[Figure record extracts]
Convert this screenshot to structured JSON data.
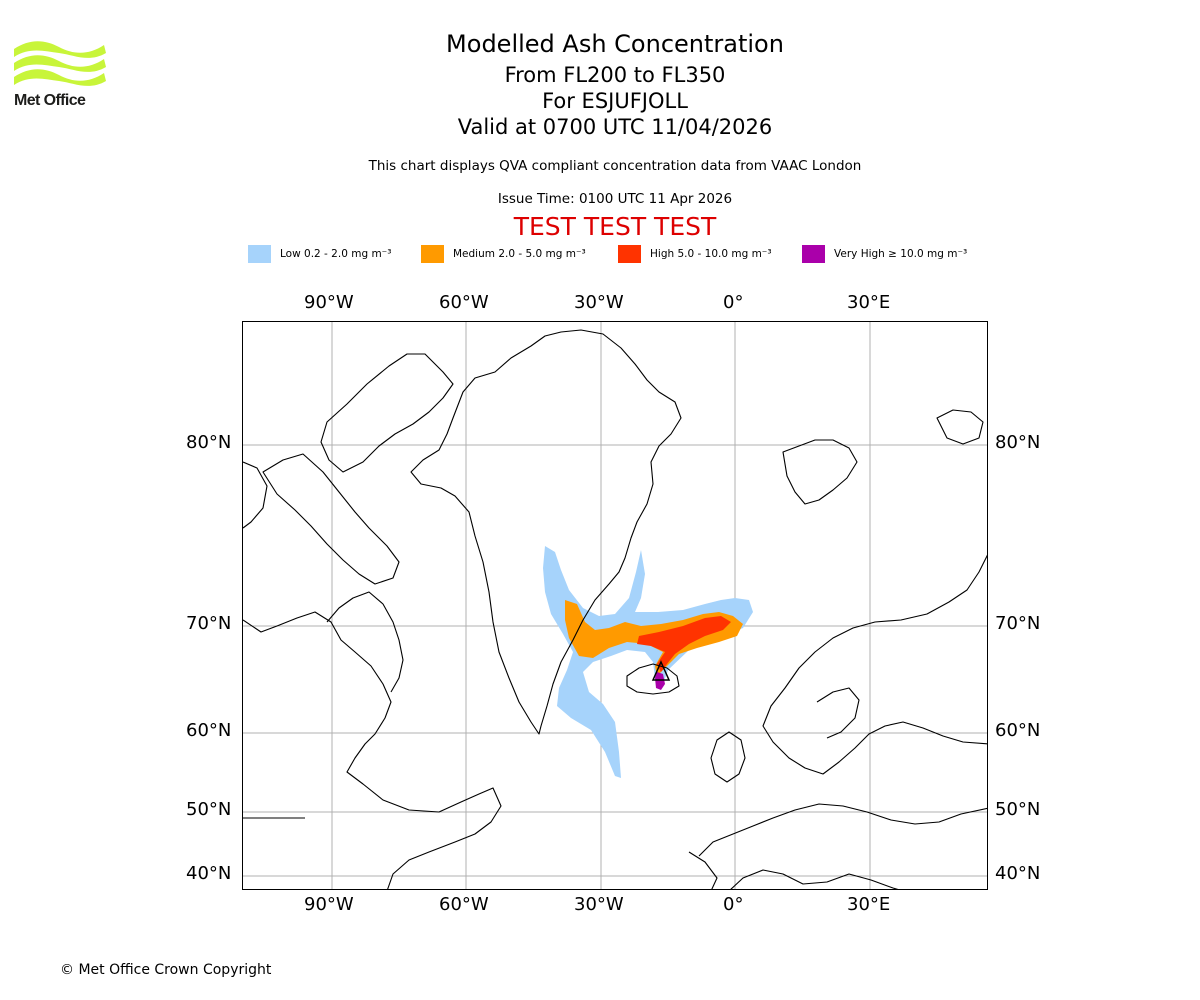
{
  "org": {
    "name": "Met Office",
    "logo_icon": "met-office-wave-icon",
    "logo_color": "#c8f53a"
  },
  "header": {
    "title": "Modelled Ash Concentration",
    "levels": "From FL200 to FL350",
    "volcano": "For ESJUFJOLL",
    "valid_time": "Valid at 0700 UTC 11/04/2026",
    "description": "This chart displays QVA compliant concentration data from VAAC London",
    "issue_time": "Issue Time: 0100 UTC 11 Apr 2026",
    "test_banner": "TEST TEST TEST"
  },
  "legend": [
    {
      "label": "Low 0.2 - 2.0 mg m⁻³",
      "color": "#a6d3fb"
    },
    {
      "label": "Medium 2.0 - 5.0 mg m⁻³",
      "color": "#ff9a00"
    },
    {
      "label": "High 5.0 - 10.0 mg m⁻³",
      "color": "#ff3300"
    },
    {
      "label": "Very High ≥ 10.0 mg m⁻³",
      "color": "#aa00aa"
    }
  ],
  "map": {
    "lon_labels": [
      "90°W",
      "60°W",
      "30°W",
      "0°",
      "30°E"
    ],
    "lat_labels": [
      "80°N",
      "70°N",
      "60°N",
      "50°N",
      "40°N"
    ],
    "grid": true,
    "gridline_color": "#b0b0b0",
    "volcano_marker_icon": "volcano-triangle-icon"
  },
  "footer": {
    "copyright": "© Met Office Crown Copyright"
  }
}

==

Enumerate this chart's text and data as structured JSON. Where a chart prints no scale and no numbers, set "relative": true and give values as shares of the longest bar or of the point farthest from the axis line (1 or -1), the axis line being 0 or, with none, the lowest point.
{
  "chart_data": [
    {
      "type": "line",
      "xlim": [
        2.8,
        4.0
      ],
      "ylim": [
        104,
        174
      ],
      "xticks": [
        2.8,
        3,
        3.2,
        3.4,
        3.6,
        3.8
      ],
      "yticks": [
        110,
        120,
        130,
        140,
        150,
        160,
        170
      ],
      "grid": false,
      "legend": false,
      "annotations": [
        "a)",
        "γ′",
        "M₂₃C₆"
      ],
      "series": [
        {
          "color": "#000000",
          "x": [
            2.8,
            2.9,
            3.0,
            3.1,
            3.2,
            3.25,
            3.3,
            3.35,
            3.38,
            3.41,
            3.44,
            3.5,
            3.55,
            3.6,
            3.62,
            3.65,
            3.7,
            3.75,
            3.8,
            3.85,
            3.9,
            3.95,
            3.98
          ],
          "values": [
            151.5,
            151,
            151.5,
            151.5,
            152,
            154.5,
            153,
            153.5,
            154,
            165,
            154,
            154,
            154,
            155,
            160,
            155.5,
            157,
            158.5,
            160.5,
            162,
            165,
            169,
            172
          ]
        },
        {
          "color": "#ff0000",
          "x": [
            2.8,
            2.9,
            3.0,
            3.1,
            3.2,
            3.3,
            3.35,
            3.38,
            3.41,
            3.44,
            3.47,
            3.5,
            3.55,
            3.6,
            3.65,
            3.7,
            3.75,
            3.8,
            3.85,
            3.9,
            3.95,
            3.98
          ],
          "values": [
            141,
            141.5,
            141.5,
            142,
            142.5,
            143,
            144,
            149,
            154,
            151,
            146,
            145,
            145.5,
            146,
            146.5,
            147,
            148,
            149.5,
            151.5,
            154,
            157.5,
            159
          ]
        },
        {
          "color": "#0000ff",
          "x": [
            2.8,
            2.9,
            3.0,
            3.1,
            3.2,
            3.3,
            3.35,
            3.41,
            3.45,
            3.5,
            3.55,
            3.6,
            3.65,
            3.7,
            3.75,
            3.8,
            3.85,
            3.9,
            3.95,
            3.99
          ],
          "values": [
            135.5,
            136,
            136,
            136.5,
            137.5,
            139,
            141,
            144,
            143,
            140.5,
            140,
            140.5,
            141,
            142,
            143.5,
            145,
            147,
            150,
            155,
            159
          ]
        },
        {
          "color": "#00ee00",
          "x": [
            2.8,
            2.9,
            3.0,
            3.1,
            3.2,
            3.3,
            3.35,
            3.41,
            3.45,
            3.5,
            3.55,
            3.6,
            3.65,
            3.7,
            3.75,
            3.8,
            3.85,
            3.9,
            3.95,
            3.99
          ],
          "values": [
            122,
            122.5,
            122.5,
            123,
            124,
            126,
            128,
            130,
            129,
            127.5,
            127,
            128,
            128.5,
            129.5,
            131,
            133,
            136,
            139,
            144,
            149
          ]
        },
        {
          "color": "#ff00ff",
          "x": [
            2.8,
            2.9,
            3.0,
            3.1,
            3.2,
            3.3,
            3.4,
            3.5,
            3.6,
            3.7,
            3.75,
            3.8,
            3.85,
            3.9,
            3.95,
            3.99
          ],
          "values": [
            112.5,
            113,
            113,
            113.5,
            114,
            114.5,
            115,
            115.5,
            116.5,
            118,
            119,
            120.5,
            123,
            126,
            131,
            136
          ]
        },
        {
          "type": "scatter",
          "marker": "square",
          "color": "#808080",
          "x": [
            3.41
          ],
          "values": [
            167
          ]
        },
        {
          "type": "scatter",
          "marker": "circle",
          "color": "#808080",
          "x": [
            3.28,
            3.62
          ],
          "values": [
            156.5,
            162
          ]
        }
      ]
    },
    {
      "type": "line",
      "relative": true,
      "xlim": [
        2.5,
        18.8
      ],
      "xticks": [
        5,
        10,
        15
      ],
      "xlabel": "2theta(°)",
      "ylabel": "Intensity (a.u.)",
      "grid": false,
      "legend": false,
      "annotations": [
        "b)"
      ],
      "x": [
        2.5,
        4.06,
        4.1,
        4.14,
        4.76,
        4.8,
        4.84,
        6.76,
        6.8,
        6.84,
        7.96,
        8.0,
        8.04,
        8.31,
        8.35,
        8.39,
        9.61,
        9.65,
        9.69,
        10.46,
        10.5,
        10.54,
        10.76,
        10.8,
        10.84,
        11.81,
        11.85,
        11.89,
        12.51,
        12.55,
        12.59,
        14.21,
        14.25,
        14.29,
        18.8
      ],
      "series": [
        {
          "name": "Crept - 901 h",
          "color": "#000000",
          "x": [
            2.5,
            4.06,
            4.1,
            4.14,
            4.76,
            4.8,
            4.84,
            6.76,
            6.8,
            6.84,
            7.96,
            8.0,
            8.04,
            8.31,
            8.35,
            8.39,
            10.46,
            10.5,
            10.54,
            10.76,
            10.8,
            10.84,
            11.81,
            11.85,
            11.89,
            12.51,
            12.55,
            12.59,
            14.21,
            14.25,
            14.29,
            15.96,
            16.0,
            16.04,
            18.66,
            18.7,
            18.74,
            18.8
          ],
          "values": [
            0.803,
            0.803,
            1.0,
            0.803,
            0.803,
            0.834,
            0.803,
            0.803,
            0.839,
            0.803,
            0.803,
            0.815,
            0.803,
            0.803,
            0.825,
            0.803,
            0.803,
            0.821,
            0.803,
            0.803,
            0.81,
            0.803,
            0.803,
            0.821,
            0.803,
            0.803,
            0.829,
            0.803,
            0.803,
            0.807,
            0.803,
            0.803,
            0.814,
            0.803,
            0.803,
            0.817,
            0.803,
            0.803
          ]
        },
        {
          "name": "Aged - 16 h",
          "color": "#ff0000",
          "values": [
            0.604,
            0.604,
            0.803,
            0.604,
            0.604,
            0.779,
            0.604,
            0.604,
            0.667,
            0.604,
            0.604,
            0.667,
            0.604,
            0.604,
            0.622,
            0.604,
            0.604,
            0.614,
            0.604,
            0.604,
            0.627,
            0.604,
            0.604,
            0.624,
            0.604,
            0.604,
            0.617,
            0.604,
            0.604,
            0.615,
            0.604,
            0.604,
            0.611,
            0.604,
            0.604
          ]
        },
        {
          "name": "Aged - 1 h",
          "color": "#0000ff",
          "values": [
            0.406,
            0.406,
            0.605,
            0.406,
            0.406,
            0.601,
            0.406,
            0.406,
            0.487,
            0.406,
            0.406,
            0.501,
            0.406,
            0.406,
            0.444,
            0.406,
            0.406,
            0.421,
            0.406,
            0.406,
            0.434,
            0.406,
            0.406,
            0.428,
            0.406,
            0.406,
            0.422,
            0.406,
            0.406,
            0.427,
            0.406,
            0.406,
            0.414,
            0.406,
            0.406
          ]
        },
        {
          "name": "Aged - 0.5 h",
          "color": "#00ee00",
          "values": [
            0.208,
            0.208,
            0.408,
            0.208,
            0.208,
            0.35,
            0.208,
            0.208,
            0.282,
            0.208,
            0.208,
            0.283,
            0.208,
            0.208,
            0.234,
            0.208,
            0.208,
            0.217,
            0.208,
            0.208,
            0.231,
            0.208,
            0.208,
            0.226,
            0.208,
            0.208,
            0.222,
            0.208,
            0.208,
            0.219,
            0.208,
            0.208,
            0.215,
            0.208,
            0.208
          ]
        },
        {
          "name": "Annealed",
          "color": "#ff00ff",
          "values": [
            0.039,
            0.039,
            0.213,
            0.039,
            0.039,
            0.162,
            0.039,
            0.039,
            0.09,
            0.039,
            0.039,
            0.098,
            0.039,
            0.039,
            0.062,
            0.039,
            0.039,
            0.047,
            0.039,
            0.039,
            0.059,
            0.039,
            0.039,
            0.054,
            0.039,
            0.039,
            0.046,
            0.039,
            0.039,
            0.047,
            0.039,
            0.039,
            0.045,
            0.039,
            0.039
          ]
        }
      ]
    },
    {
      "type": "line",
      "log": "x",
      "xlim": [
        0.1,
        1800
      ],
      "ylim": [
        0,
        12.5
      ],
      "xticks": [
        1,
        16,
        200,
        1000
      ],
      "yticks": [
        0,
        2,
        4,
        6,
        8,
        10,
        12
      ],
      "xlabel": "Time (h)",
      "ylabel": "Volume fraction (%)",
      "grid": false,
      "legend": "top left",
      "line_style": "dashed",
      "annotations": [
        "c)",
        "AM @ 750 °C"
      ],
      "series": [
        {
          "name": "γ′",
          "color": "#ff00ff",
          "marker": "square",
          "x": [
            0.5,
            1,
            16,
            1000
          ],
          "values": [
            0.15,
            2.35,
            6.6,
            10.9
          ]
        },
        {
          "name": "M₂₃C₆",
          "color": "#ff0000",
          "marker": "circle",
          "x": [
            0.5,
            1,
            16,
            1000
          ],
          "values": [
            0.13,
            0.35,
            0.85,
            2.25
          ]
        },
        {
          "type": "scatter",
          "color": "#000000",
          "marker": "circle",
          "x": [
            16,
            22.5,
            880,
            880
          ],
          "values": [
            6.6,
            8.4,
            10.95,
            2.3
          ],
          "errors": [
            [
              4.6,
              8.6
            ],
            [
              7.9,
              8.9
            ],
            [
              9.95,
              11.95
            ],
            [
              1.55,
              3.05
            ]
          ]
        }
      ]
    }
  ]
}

Exercise brief. Reply with one number only: how many lines of the listing hold "JSON"?

Correct result. 2